**DOCUMENT EXTRACT**
Not such a good day online

I took yesterday off from blogging because my wife and I took our dog out to Rostellan Woods on the east side of Cork Harbor. (This will mean nothing to anyone except my readers from the Cork area, but half the pleasure of blogging is being self-indulgent. For everyone else, suffice it to say a lovely woods.) Because of the rain, we wore our boots, and hiked for a few hours. By the time we got back, the dog wanted to do nothing but sleep, and we pretty much agreed with her. A good day all around.

Getting back to blogging today, it is not such a good day. On Saturday, I noted the flurry around Stephen Moore's error on National Review Online. What has happened since? Before shutting down on Saturday night, I sent a somewhat annoyed email to NRO's editor (there is no email listed for Moore), pointing out the error. As Kieran Healy points out, NRO changed the column to read "supply-siders" instead of "supply-side academics", without any sort of acknowledgement of how misleading the original paragraph was. And it still (as of 7:30 A.M. eastern time) refers to Wesbury as being "of Chicago" which remains misleading given that the other two are referenced by their employer, not the city they live in. Not a good day for NRO. Healy has a lot of fun with this, but strangely manages to conclude that I have offered "the case for the defence". I did not offer a defence of the offending paragraph (the only part of Moore's column Healy is talking about), I criticized DeLong and Quiggin for claiming that Moore was trying to lie, without offering up any evidence, and I criticized DeLong for completely ignoring Quiggin's errors. I did defend Moore on an entirely different point, specifically Jason Soon's silly idea that Mankiw was qualified simply because he is very smart.

In response to a suggestion from me that DeLong actually provide some evidence that Moore is a liar (not careless, but a liar), DeLong responds in his comments section with, roughly, Moore is eeeevil, therefore he is a liar. Sigh. (CalPundit seems to take this seriously.) Well, that makes life easy. I know, so skip evidence. A big part of the reason I am so annoyed here is that DeLong is a talented macroeconomist with non-trivial government experience. Is it asking too much for him to address Moore's substantive point, that Mankiw's political views on taxation matter to the appointment. Simply saying that Mankiw is really smart does not cut it, and DeLong knows this. Otherwise, why was Mankiw not running the CEA during the Clinton administration? Granted, part of the fun of blogging is yelling at the opposition, but it would be nice if DeLong put aside his Randian partisanship once in a while.

Stored entries

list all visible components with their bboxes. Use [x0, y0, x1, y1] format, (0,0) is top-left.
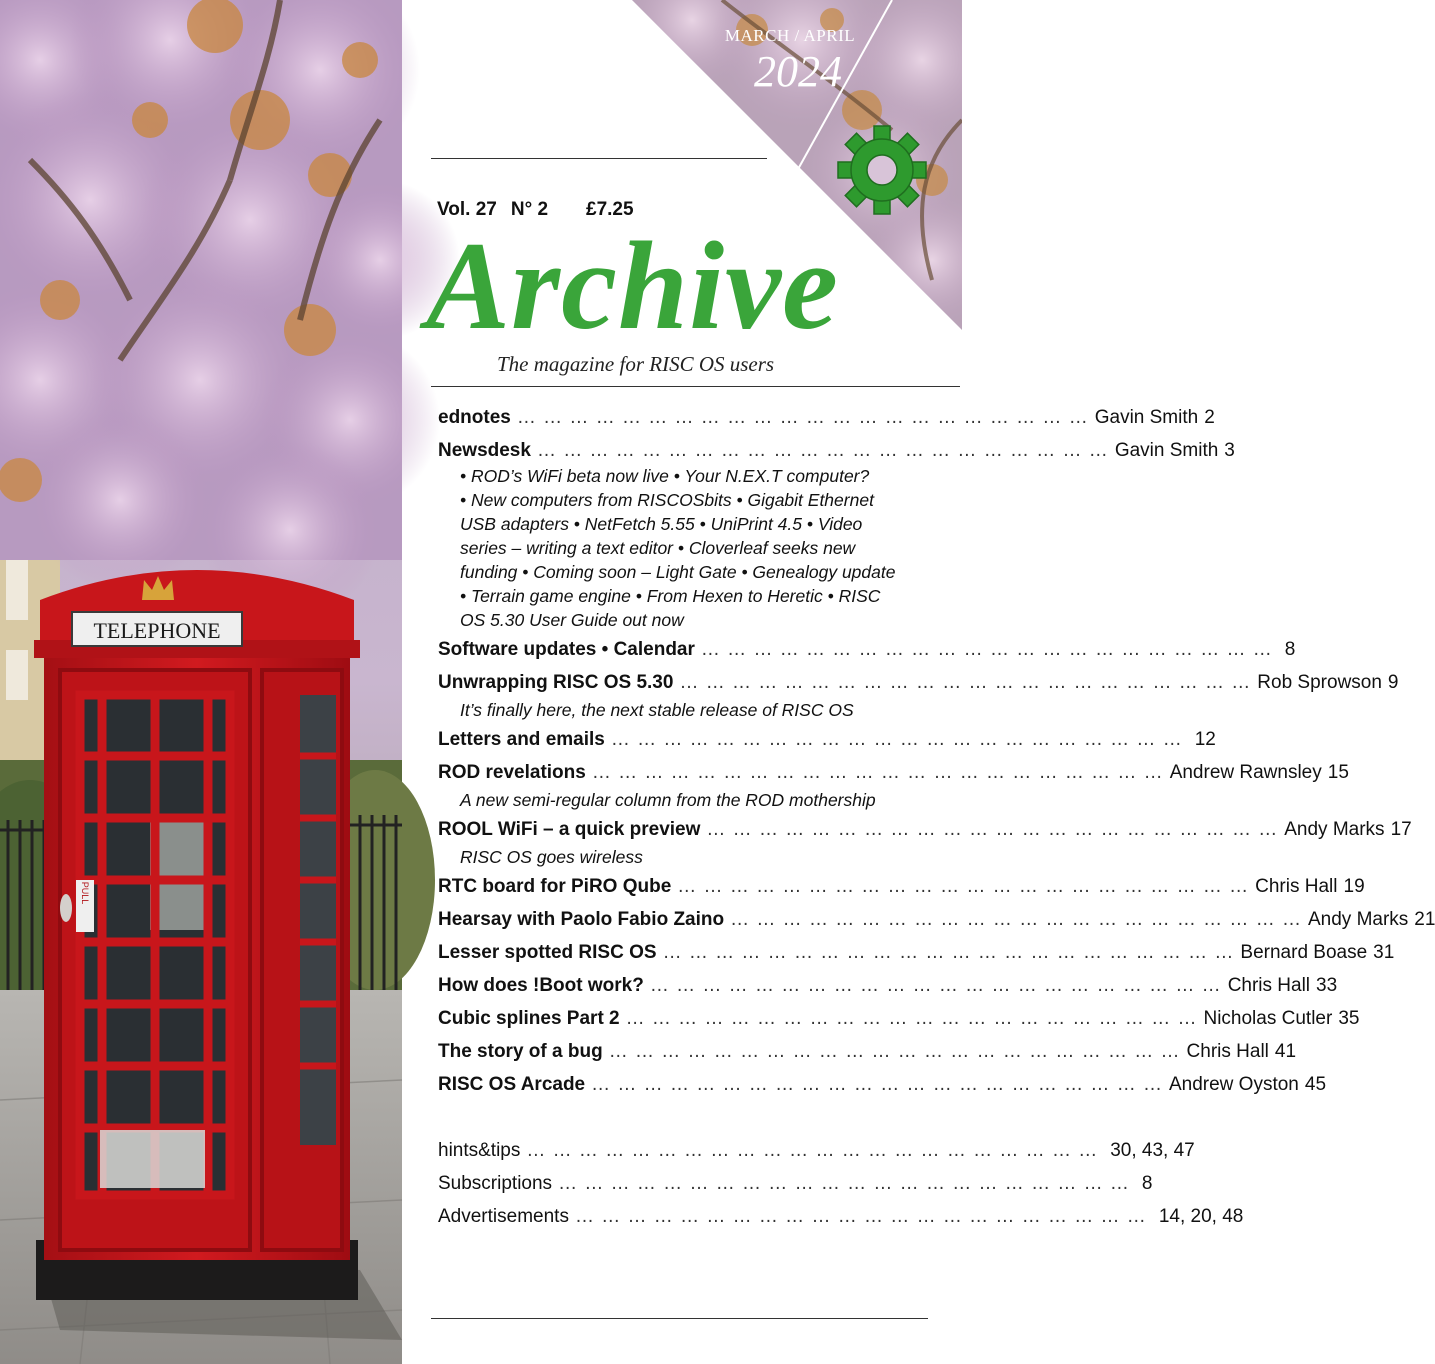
contents-entry [438, 1037, 1297, 1067]
entry-page: 17 [1390, 819, 1412, 840]
masthead-rule [431, 386, 960, 387]
magazine-title: Archive [426, 217, 839, 356]
top-rule [431, 158, 767, 159]
misc-title: hints&tips [438, 1140, 521, 1161]
entry-page: 31 [1373, 942, 1395, 963]
entry-title: Unwrapping RISC OS 5.30 [438, 672, 674, 693]
entry-title: ednotes [438, 407, 511, 428]
entry-description: A new semi-regular column from the ROD mothership [460, 790, 876, 810]
misc-title: Advertisements [438, 1206, 569, 1227]
entry-author: Andy Marks [1284, 819, 1385, 840]
issue-number: N° 2 [510, 199, 549, 220]
entry-title: ROD revelations [438, 762, 586, 783]
entry-page: 21 [1414, 909, 1435, 930]
entry-title: How does !Boot work? [438, 975, 644, 996]
contents-list [438, 403, 1435, 1100]
summary-line: • ROD’s WiFi beta now live • Your N.EX.T computer? [460, 466, 870, 486]
misc-list [438, 1134, 1244, 1233]
contents-entry [438, 758, 1349, 788]
leader-dots: … … … … … … … … … … … … … … … … … … … … … … [706, 819, 1279, 840]
misc-pages: 30, 43, 47 [1110, 1140, 1195, 1161]
summary-line: OS 5.30 User Guide out now [460, 610, 684, 630]
contents-entry [438, 725, 1216, 755]
cover-photo [0, 0, 402, 1364]
leader-dots: … … … … … … … … … … … … … … … … … … … … … … [700, 639, 1273, 660]
entry-page: 15 [1327, 762, 1349, 783]
leader-dots: … … … … … … … … … … … … … … … … … … … … … … [536, 440, 1109, 461]
contents-entry [438, 668, 1399, 698]
entry-author: Rob Sprowson [1257, 672, 1382, 693]
summary-line: funding • Coming soon – Light Gate • Genealogy update [460, 562, 896, 582]
summary-line: series – writing a text editor • Cloverleaf seeks new [460, 538, 856, 558]
entry-title: Cubic splines Part 2 [438, 1008, 620, 1029]
entry-author: Andrew Oyston [1168, 1074, 1299, 1095]
contents-entry [438, 403, 1215, 433]
leader-dots: … … … … … … … … … … … … … … … … … … … … … … [625, 1008, 1198, 1029]
issue-year: 2024 [754, 47, 842, 96]
contents-entry [438, 436, 1235, 466]
leader-dots: … … … … … … … … … … … … … … … … … … … … … … [516, 407, 1089, 428]
entry-page: 41 [1274, 1041, 1297, 1062]
leader-dots: … … … … … … … … … … … … … … … … … … … … … … [591, 762, 1164, 783]
entry-description: It’s finally here, the next stable release of RISC OS [460, 700, 854, 720]
leader-dots: … … … … … … … … … … … … … … … … … … … … … … [677, 876, 1250, 897]
price: £7.25 [586, 199, 634, 220]
entry-author: Bernard Boase [1240, 942, 1368, 963]
leader-dots: … … … … … … … … … … … … … … … … … … … … … … [608, 1041, 1181, 1062]
leader-dots: … … … … … … … … … … … … … … … … … … … … … … [558, 1173, 1130, 1194]
leader-dots: … … … … … … … … … … … … … … … … … … … … … … [649, 975, 1222, 996]
entry-author: Chris Hall [1186, 1041, 1269, 1062]
entry-title: ROOL WiFi – a quick preview [438, 819, 701, 840]
misc-entry [438, 1200, 1244, 1233]
entry-author: Andrew Rawnsley [1169, 762, 1322, 783]
magazine-subtitle: The magazine for RISC OS users [497, 352, 775, 376]
entry-page: 19 [1343, 876, 1365, 897]
bottom-rule [431, 1318, 928, 1319]
leader-dots: … … … … … … … … … … … … … … … … … … … … … … [610, 729, 1183, 750]
misc-entry [438, 1134, 1195, 1167]
contents-entry [438, 872, 1365, 902]
entry-author: Chris Hall [1227, 975, 1311, 996]
contents-entry [438, 815, 1412, 845]
contents-entry [438, 635, 1296, 665]
misc-pages: 14, 20, 48 [1158, 1206, 1244, 1227]
entry-author: Chris Hall [1255, 876, 1338, 897]
leader-dots: … … … … … … … … … … … … … … … … … … … … … … [679, 672, 1252, 693]
contents-entry [438, 1004, 1360, 1034]
entry-title: RTC board for PiRO Qube [438, 876, 672, 897]
leader-dots: … … … … … … … … … … … … … … … … … … … … … … [526, 1140, 1099, 1161]
entry-page: 33 [1316, 975, 1338, 996]
entry-title: Newsdesk [438, 440, 531, 461]
misc-pages: 8 [1141, 1173, 1153, 1194]
leader-dots: … … … … … … … … … … … … … … … … … … … … … … [730, 909, 1302, 930]
entry-title: Lesser spotted RISC OS [438, 942, 657, 963]
entry-title: RISC OS Arcade [438, 1074, 586, 1095]
entry-page: 35 [1338, 1008, 1360, 1029]
leader-dots: … … … … … … … … … … … … … … … … … … … … … … [662, 942, 1235, 963]
entry-author: Gavin Smith [1094, 407, 1199, 428]
summary-line: • Terrain game engine • From Hexen to Heretic • RISC [460, 586, 881, 606]
entry-author: Andy Marks [1307, 909, 1409, 930]
misc-entry [438, 1167, 1153, 1200]
misc-title: Subscriptions [438, 1173, 553, 1194]
summary-line: • New computers from RISCOSbits • Gigabit Ethernet [460, 490, 874, 510]
summary-line: USB adapters • NetFetch 5.55 • UniPrint 4.5 • Video [460, 514, 863, 534]
newsdesk-summary [438, 464, 924, 632]
entry-page: 2 [1204, 407, 1215, 428]
entry-page: 9 [1387, 672, 1399, 693]
entry-page: 45 [1304, 1074, 1327, 1095]
entry-page: 3 [1224, 440, 1235, 461]
volume: Vol. 27 [437, 199, 497, 220]
entry-title: Letters and emails [438, 729, 605, 750]
telephone-sign: TELEPHONE [93, 618, 221, 643]
entry-author: Gavin Smith [1114, 440, 1219, 461]
contents-entry [438, 938, 1395, 968]
entry-title: The story of a bug [438, 1041, 603, 1062]
leader-dots: … … … … … … … … … … … … … … … … … … … … … … [574, 1206, 1147, 1227]
contents-entry [438, 971, 1338, 1001]
entry-title: Hearsay with Paolo Fabio Zaino [438, 909, 725, 930]
entry-description: RISC OS goes wireless [460, 847, 643, 867]
entry-author: Nicholas Cutler [1203, 1008, 1333, 1029]
leader-dots: … … … … … … … … … … … … … … … … … … … … … … [591, 1074, 1163, 1095]
contents-entry [438, 905, 1435, 935]
issue-months: MARCH / APRIL [724, 26, 856, 45]
entry-title: Software updates • Calendar [438, 639, 695, 660]
entry-page: 8 [1284, 639, 1296, 660]
entry-page: 12 [1194, 729, 1216, 750]
pull-label: PULL [80, 881, 90, 905]
gear-icon [834, 122, 930, 218]
contents-entry [438, 1070, 1327, 1100]
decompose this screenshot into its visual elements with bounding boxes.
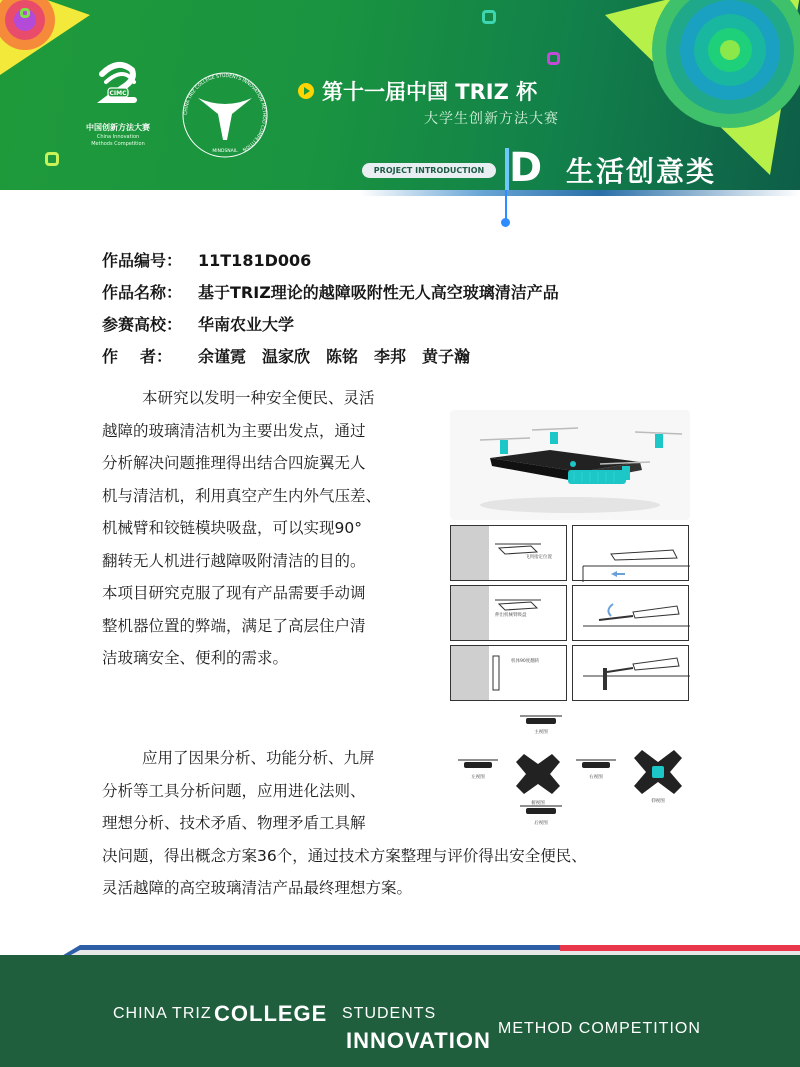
pin-dot	[501, 218, 510, 227]
cimc-name-en-1: China Innovation	[96, 134, 140, 140]
triz-cup-logo	[180, 70, 270, 160]
title-main-text: 第十一届中国 TRIZ 杯	[322, 80, 538, 104]
step-1-right	[572, 525, 689, 581]
paragraph-line: 决问题，得出概念方案36个，通过技术方案整理与评价得出安全便民、	[102, 846, 587, 865]
paragraph-line: 越障的玻璃清洁机为主要出发点，通过	[102, 421, 366, 440]
cimc-name-en-2: Methods Competition	[91, 141, 145, 147]
header-banner	[0, 0, 800, 190]
cimc-badge-text: CIMC	[109, 90, 127, 97]
drone-attach-sketch	[573, 646, 690, 702]
competition-title	[298, 76, 559, 128]
step-3-left	[450, 645, 567, 701]
drone-vertical-sketch	[489, 650, 509, 696]
view-label-left: 左视图	[471, 775, 485, 780]
project-id-row	[102, 250, 559, 282]
paragraph-line: 理想分析、技术矛盾、物理矛盾工具解	[102, 814, 366, 832]
decorative-square	[45, 152, 59, 166]
cimc-logo-mark	[96, 60, 140, 118]
step-3-right	[572, 645, 689, 701]
step-label: 飞到指定位置	[525, 555, 552, 560]
project-introduction-pill: PROJECT INTRODUCTION	[362, 163, 496, 178]
authors-value: 余谨霓 温家欣 陈铭 李邦 黄子瀚	[198, 347, 471, 366]
title-subtitle: 大学生创新方法大赛	[424, 111, 559, 127]
project-name-value: 基于TRIZ理论的越障吸附性无人高空玻璃清洁产品	[198, 283, 559, 302]
authors-label-part2: 者：	[139, 347, 172, 366]
triz-ring-text: CHINA TRIZ COLLEGE STUDENTS INNOVATION METHOD COMPETITION	[183, 73, 267, 152]
step-label: 机体90度翻转	[511, 659, 540, 664]
view-label-right: 右视图	[589, 775, 603, 780]
paragraph-line: 洁玻璃安全、便利的需求。	[102, 649, 289, 667]
step-label: 伸出机械臂吸盘	[495, 613, 527, 618]
view-label-front: 主视图	[534, 730, 548, 735]
footer-word-china-triz: CHINA TRIZ	[113, 1005, 212, 1022]
authors-row	[102, 346, 559, 378]
cleaning-steps-diagram	[450, 525, 690, 705]
decorative-square	[20, 8, 30, 18]
school-row	[102, 314, 559, 346]
footer-word-college: COLLEGE	[214, 1001, 328, 1026]
paragraph-line: 整机器位置的弊端，满足了高层住户清	[102, 616, 366, 635]
school-value: 华南农业大学	[198, 315, 295, 334]
view-label-top: 俯视图	[531, 801, 545, 806]
step-2-left	[450, 585, 567, 641]
project-id-label: 作品编号：	[102, 251, 183, 270]
school-label: 参赛高校：	[102, 315, 183, 334]
drone-side-sketch	[573, 526, 690, 582]
footer-word-innovation: INNOVATION	[346, 1028, 491, 1053]
cimc-logo	[78, 60, 158, 150]
project-id-value: 11T181D006	[198, 251, 312, 270]
cimc-name-cn: 中国创新方法大赛	[86, 123, 150, 132]
paragraph-line: 机与清洁机，利用真空产生内外气压差、	[102, 486, 382, 505]
decorative-square	[547, 52, 560, 65]
step-2-right	[572, 585, 689, 641]
project-name-label: 作品名称：	[102, 283, 183, 302]
paragraph-line: 本项目研究克服了现有产品需要手动调	[102, 584, 366, 602]
category-name: 生活创意类	[566, 155, 717, 188]
header-bottom-stripe	[0, 190, 800, 196]
cimc-name-en	[78, 134, 158, 148]
step-1-left	[450, 525, 567, 581]
paragraph-line: 本研究以发明一种安全便民、灵活	[142, 389, 375, 407]
decorative-square	[482, 10, 496, 24]
drone-render-image	[450, 410, 690, 520]
paragraph-line: 应用了因果分析、功能分析、九屏	[142, 749, 375, 767]
description-paragraph-1	[102, 382, 432, 675]
paragraph-line: 机械臂和铰链模块吸盘，可以实现90°	[102, 519, 362, 537]
paragraph-line: 灵活越障的高空玻璃清洁产品最终理想方案。	[102, 879, 413, 897]
footer-banner	[0, 943, 800, 1067]
paragraph-line: 分析等工具分析问题，应用进化法则、	[102, 781, 366, 800]
description-paragraph-2	[102, 742, 702, 905]
authors-label	[102, 346, 172, 378]
triz-badge-text: MINDSNAIL	[212, 149, 238, 154]
play-icon	[298, 83, 314, 99]
drone-rotate-sketch	[573, 586, 690, 642]
project-name-row	[102, 282, 559, 314]
view-label-bottom: 仰视图	[651, 799, 665, 804]
paragraph-line: 翻转无人机进行越障吸附清洁的目的。	[102, 551, 366, 570]
footer-word-students: STUDENTS	[342, 1005, 437, 1022]
footer-word-method-competition: METHOD COMPETITION	[498, 1020, 701, 1037]
view-label-back: 后视图	[534, 821, 548, 826]
category-letter: D	[509, 145, 543, 190]
project-info	[102, 250, 559, 378]
paragraph-line: 分析解决问题推理得出结合四旋翼无人	[102, 454, 366, 472]
authors-label-part1: 作	[102, 347, 119, 366]
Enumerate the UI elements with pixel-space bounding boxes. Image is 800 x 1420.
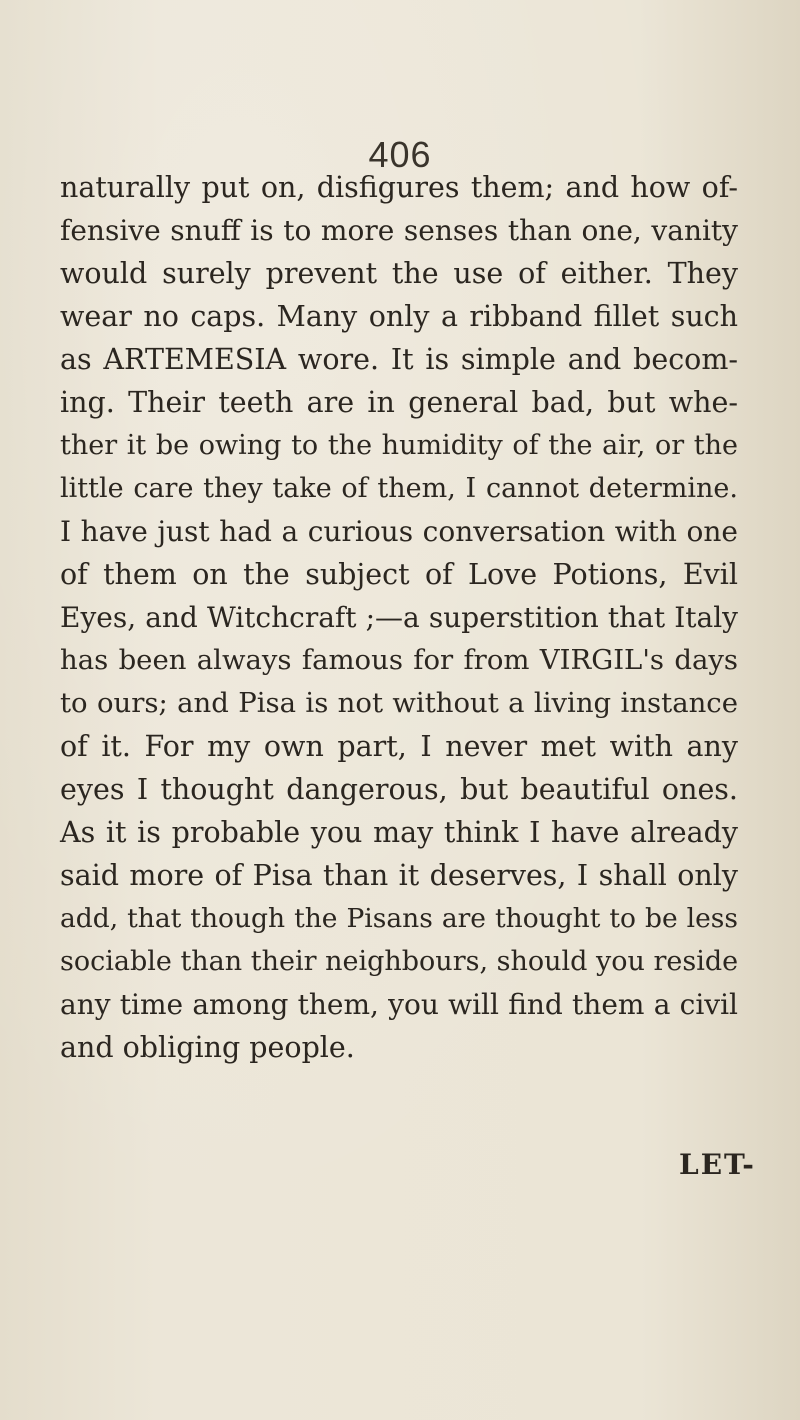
text-line: ther it be owing to the humidity of the air, or the [60, 430, 738, 461]
text-line: of it. For my own part, I never met with any [60, 730, 738, 763]
text-line: any time among them, you will find them a civil [60, 988, 738, 1021]
text-line: and obliging people. [60, 1031, 355, 1064]
page-number: 406 [368, 134, 432, 175]
text-line: fensive snuff is to more senses than one, vanity [60, 214, 738, 247]
text-line: has been always famous for from VIRGIL's days [60, 644, 738, 676]
text-line: said more of Pisa than it deserves, I shall only [60, 859, 738, 892]
text-line: add, that though the Pisans are thought to be less [60, 903, 738, 934]
text-line: as ARTEMESIA wore. It is simple and becom- [60, 343, 738, 376]
text-line: I have just had a curious conversation with one [60, 515, 738, 548]
text-line: As it is probable you may think I have already [60, 816, 738, 849]
text-line: sociable than their neighbours, should you reside [60, 946, 739, 977]
text-line: naturally put on, disfigures them; and how of- [60, 171, 738, 204]
text-line: wear no caps. Many only a ribband fillet such [60, 300, 738, 333]
text-line: would surely prevent the use of either. They [60, 257, 738, 290]
body-text [60, 166, 738, 1069]
text-line: eyes I thought dangerous, but beautiful ones. [60, 773, 738, 806]
text-line: ing. Their teeth are in general bad, but whe- [60, 386, 738, 419]
text-line: little care they take of them, I cannot determine. [60, 473, 738, 504]
text-line: Eyes, and Witchcraft ;—a superstition that Italy [60, 601, 738, 634]
text-line: of them on the subject of Love Potions, Evil [60, 558, 738, 591]
catchword: LET- [679, 1148, 756, 1181]
text-line: to ours; and Pisa is not without a living instance [60, 687, 738, 719]
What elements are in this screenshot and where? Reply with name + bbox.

**STATED PROBLEM 1**
Answer these questions about the blog post:
(a) Where did the author and his wife take their dog?
(b) What wording did NRO put in place of "supply-side academics"?
(c) Who does the author describe as a talented macroeconomist with non-trivial government experience?
**STATED PROBLEM 2**
In the rows, substitute "page-number" for "entry-page" and write out again the lines from the line with "contents-entry [438, 1037, 1297, 1067]" up to and including the line with "entry-title: ednotes [438, 407, 511, 428]", changing nothing else.
These rows are unrelated to the blog post.

**TASK RESULT 1**
(a) To Rostellan Woods, on the east side of Cork Harbor.
(b) "supply-siders"
(c) DeLong

**TASK RESULT 2**
contents-entry [438, 1037, 1297, 1067]
page-number: 17 [1390, 819, 1412, 840]
masthead-rule [431, 386, 960, 387]
magazine-title: Archive [426, 217, 839, 356]
top-rule [431, 158, 767, 159]
misc-title: hints&tips [438, 1140, 521, 1161]
page-number: 31 [1373, 942, 1395, 963]
entry-title: Unwrapping RISC OS 5.30 [438, 672, 674, 693]
entry-title: ednotes [438, 407, 511, 428]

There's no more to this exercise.